WORK INSTRUCTIONS
Pick out each line of the records in which the word "寄存器地址" appears.

------ DATA SECTION

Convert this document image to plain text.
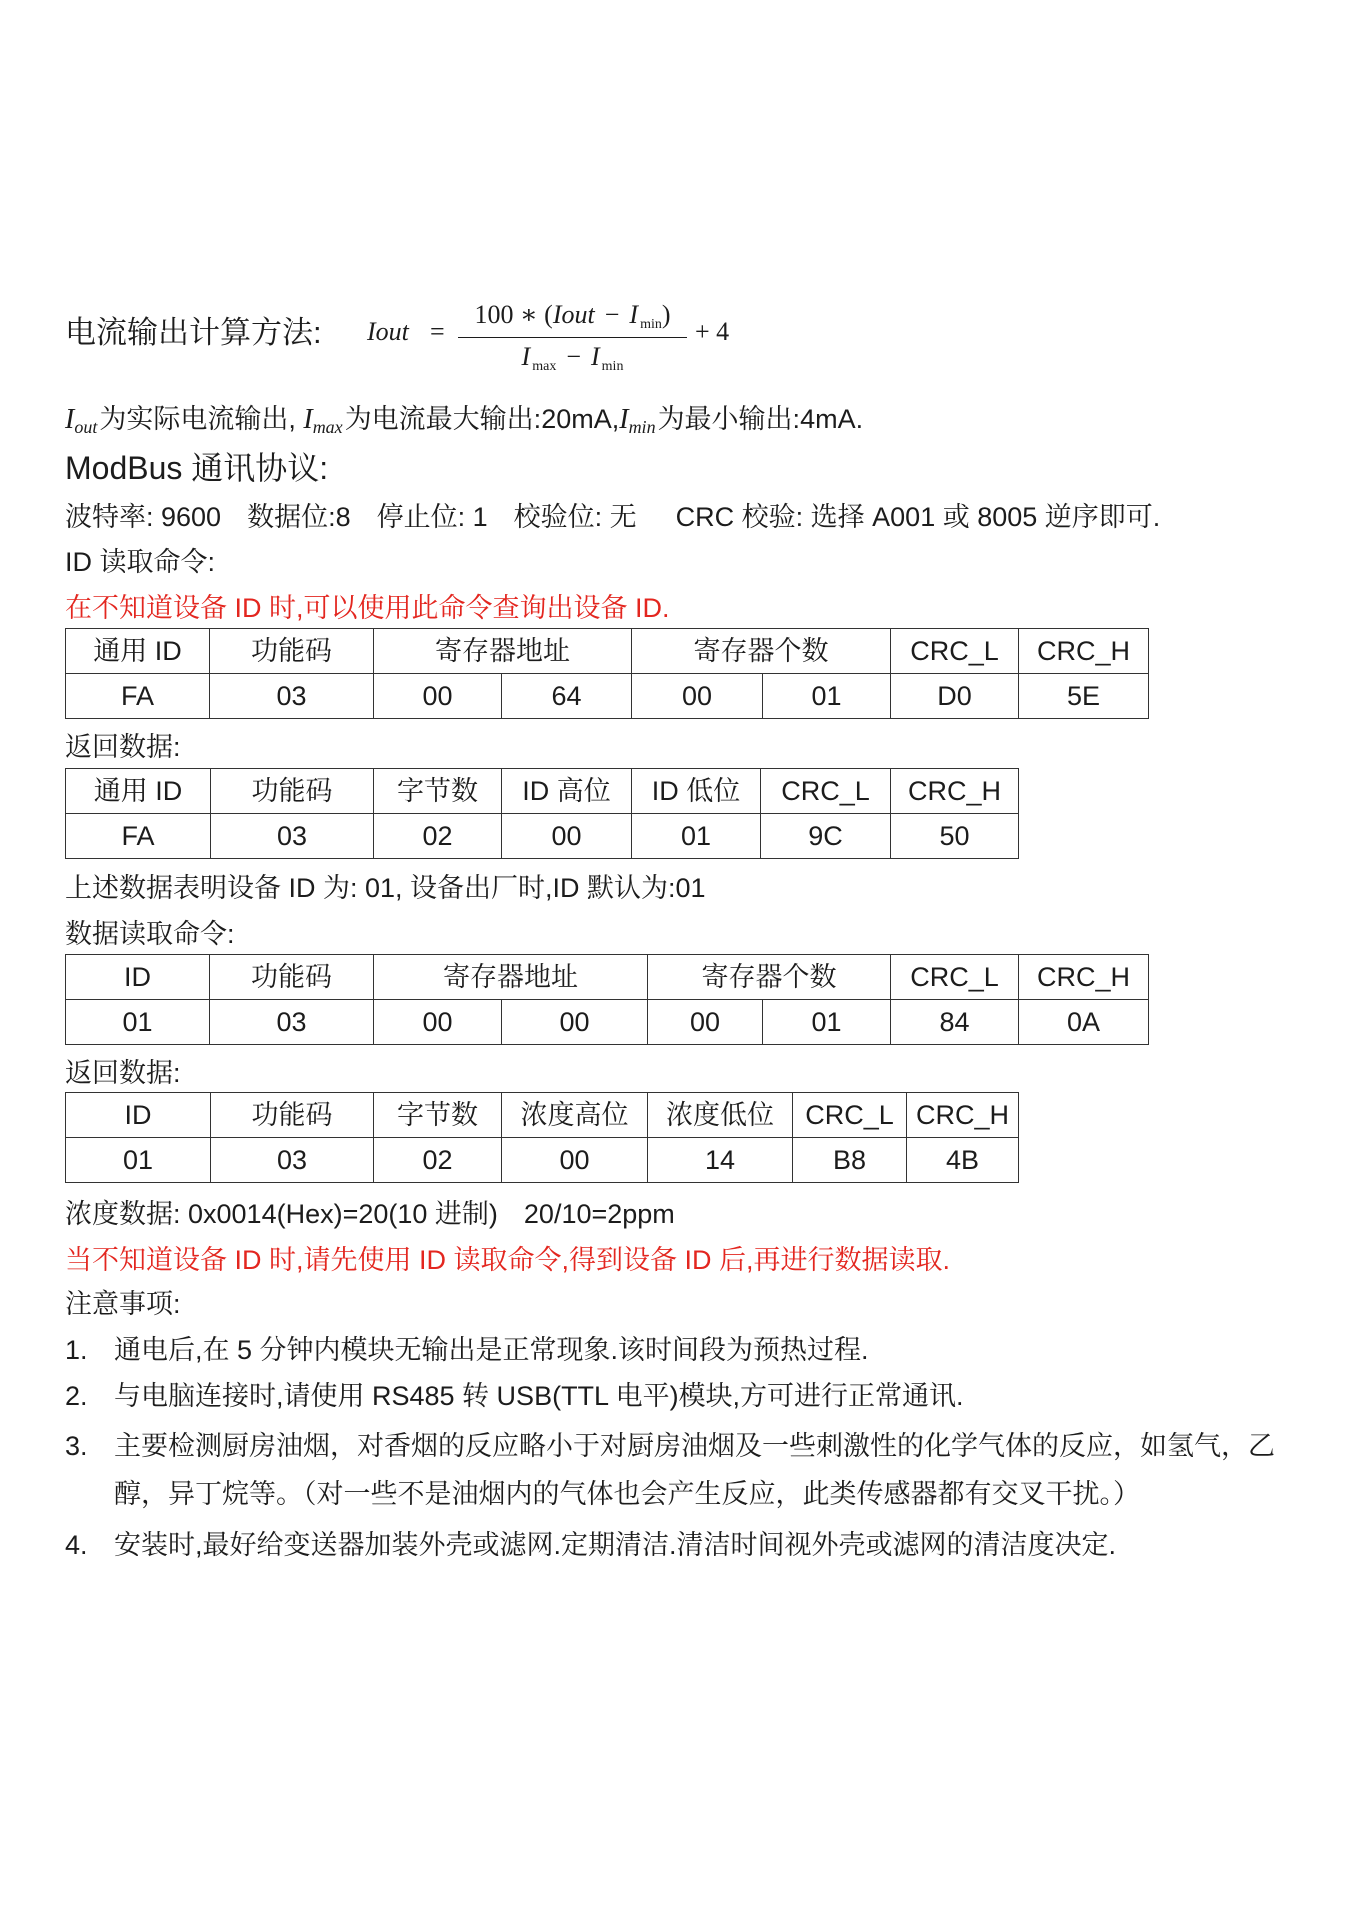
电流输出计算方法: Iout =
100 ∗ ( Iout − I min )
I max − I min
+ 4
Iout为实际电流输出, Imax为电流最大输出:20mA,Imin为最小输出:4mA.
ModBus 通讯协议:
波特率: 9600 数据位:8 停止位: 1 校验位: 无 CRC 校验: 选择 A001 或 8005 逆序即可.
ID 读取命令:
在不知道设备 ID 时,可以使用此命令查询出设备 ID.
通用 ID	功能码	寄存器地址		寄存器个数		CRC_L	CRC_H
FA	03	00	64	00	01	D0	5E
返回数据:
通用 ID	功能码	字节数	ID 高位	ID 低位	CRC_L	CRC_H
FA	03	02	00	01	9C	50
上述数据表明设备 ID 为: 01, 设备出厂时,ID 默认为:01
数据读取命令:
ID	功能码	寄存器地址		寄存器个数		CRC_L	CRC_H
01	03	00	00	00	01	84	0A
返回数据:
ID	功能码	字节数	浓度高位	浓度低位	CRC_L	CRC_H
01	03	02	00	14	B8	4B
浓度数据: 0x0014(Hex)=20(10 进制) 20/10=2ppm
当不知道设备 ID 时,请先使用 ID 读取命令,得到设备 ID 后,再进行数据读取.
注意事项:
1. 通电后,在 5 分钟内模块无输出是正常现象.该时间段为预热过程.
2. 与电脑连接时,请使用 RS485 转 USB(TTL 电平)模块,方可进行正常通讯.
3. 主要检测厨房油烟，对香烟的反应略小于对厨房油烟及一些刺激性的化学气体的反应，如氢气，乙醇，异丁烷等。（对一些不是油烟内的气体也会产生反应，此类传感器都有交叉干扰。）
4. 安装时,最好给变送器加装外壳或滤网.定期清洁.清洁时间视外壳或滤网的清洁度决定.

------------

WORKED ANSWER
通用 ID	功能码	寄存器地址		寄存器个数		CRC_L	CRC_H
ID	功能码	寄存器地址		寄存器个数		CRC_L	CRC_H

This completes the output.